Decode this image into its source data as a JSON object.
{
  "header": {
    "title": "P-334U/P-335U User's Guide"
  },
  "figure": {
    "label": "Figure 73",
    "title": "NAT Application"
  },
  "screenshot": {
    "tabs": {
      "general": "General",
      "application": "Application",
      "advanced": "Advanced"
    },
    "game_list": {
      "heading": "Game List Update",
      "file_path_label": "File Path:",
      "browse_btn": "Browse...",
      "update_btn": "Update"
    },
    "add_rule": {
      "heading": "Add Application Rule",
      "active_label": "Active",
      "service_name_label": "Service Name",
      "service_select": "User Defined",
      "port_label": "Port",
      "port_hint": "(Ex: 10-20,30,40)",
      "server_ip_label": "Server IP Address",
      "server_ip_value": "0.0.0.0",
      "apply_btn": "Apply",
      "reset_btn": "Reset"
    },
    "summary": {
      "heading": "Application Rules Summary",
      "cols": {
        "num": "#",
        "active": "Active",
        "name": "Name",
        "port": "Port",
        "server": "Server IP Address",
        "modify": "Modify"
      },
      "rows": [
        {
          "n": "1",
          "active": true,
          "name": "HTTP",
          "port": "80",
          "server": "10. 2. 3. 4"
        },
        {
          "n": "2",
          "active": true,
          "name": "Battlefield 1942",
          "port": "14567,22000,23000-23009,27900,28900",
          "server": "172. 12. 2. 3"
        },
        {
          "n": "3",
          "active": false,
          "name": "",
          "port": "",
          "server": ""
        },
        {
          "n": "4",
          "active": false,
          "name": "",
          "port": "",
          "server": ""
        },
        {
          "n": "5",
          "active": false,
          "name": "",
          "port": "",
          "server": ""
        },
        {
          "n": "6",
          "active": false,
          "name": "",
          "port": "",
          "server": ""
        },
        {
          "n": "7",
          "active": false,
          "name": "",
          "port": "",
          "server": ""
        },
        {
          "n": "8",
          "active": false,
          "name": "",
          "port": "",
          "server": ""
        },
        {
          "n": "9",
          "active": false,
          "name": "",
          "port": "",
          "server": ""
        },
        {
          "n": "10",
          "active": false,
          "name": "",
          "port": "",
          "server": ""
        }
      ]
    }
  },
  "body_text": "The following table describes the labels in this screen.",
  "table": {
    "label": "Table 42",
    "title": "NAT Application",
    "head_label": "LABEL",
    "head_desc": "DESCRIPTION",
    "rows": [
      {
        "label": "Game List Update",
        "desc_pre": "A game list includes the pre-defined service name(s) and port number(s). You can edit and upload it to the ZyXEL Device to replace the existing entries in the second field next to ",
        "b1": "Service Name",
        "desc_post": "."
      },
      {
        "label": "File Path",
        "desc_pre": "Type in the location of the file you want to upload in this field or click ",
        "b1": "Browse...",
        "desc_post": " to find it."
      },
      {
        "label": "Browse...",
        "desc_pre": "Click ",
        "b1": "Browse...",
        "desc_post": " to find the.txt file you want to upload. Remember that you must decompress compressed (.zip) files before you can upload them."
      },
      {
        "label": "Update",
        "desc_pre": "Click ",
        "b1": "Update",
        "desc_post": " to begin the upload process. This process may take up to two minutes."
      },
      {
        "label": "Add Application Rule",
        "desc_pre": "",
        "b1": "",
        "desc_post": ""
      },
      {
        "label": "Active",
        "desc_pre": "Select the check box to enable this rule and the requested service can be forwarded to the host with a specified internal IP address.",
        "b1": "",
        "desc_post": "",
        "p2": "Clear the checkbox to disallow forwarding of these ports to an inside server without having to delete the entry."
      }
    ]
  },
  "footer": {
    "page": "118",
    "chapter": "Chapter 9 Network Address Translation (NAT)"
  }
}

--------------------------------

* Stated goal *
Working from the entries above, return all lines that contain "Application".

* Written reply *
    "title": "NAT Application"
      "application": "Application",
      "heading": "Add Application Rule",
      "heading": "Application Rules Summary",
    "title": "NAT Application",
        "label": "Add Application Rule",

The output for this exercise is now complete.